[Exercise brief]
From the entries below, list each line with "SRMTID".

───── The input

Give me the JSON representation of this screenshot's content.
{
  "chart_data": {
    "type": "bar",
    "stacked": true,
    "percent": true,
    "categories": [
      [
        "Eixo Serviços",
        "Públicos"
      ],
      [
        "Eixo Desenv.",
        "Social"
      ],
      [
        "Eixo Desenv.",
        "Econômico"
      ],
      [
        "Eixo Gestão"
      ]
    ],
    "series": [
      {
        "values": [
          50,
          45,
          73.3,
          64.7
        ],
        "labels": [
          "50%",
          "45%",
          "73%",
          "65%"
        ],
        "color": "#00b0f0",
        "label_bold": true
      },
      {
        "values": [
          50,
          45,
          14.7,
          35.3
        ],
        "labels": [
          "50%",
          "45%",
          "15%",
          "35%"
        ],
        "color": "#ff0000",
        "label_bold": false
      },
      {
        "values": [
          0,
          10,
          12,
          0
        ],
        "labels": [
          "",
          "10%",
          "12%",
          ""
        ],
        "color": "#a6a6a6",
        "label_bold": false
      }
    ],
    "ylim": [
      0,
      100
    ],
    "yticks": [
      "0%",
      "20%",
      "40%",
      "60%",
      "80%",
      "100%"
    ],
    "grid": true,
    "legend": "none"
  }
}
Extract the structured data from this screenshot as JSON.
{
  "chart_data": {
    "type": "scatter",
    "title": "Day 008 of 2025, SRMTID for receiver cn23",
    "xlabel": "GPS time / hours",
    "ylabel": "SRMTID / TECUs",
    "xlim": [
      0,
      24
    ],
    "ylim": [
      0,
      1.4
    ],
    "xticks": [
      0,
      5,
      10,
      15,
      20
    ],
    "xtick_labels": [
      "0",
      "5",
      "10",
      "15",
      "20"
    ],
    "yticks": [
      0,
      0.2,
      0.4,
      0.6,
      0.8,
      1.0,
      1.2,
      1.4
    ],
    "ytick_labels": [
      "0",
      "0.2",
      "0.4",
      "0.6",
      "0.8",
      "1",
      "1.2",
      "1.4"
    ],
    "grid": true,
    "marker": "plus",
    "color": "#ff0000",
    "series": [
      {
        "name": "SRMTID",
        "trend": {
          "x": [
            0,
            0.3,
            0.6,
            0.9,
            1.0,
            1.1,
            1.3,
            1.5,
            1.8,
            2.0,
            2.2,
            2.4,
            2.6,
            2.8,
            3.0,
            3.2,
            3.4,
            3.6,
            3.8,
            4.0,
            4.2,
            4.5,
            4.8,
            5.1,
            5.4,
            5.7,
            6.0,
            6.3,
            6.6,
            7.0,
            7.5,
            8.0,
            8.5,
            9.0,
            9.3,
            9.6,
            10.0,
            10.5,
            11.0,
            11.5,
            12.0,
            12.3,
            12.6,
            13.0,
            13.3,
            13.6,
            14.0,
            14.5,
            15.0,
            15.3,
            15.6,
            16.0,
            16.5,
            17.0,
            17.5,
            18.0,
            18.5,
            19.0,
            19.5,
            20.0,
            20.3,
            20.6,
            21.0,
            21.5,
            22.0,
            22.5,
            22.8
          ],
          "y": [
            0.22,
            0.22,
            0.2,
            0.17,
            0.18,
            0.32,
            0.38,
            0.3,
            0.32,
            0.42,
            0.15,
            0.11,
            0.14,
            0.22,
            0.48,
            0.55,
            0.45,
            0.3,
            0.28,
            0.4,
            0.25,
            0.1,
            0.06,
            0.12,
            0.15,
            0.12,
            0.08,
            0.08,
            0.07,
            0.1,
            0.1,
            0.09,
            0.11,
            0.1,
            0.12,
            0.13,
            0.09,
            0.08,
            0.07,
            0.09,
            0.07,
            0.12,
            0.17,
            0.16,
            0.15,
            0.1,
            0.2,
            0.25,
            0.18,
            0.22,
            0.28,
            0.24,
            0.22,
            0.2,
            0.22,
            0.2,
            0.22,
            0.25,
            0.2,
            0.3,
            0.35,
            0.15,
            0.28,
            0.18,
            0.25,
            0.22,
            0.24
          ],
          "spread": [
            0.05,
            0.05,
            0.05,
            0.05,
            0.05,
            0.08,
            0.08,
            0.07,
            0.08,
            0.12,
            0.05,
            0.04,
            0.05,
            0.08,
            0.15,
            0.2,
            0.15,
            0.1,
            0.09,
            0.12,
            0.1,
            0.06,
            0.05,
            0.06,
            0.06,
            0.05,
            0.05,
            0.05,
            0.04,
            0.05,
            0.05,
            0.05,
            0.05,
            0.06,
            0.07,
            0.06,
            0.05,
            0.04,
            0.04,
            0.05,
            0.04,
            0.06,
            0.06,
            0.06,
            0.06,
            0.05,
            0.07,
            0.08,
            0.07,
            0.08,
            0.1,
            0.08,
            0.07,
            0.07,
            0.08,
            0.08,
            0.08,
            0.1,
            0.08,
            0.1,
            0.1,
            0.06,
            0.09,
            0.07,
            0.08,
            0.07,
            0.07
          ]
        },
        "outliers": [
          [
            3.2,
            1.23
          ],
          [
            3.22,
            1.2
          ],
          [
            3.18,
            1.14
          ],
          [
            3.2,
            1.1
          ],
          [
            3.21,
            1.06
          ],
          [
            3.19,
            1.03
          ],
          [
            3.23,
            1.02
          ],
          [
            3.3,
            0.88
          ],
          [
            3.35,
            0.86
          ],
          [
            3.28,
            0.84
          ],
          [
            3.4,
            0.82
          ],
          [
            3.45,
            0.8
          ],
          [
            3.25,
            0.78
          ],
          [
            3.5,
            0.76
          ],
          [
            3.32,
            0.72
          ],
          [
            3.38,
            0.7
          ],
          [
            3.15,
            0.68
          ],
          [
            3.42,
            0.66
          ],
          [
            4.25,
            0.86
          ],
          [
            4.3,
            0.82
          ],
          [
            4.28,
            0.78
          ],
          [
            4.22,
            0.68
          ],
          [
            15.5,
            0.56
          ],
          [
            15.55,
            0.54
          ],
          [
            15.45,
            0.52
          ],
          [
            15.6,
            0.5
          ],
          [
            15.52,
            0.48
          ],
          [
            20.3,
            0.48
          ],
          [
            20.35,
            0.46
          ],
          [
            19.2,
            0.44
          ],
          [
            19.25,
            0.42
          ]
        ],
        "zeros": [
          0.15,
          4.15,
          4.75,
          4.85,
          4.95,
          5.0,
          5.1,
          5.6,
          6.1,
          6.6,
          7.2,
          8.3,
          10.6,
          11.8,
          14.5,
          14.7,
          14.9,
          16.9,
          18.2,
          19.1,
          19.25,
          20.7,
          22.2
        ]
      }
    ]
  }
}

──────────

[Complete answer]
    "title": "Day 008 of 2025, SRMTID for receiver cn23",
    "ylabel": "SRMTID / TECUs",
        "name": "SRMTID",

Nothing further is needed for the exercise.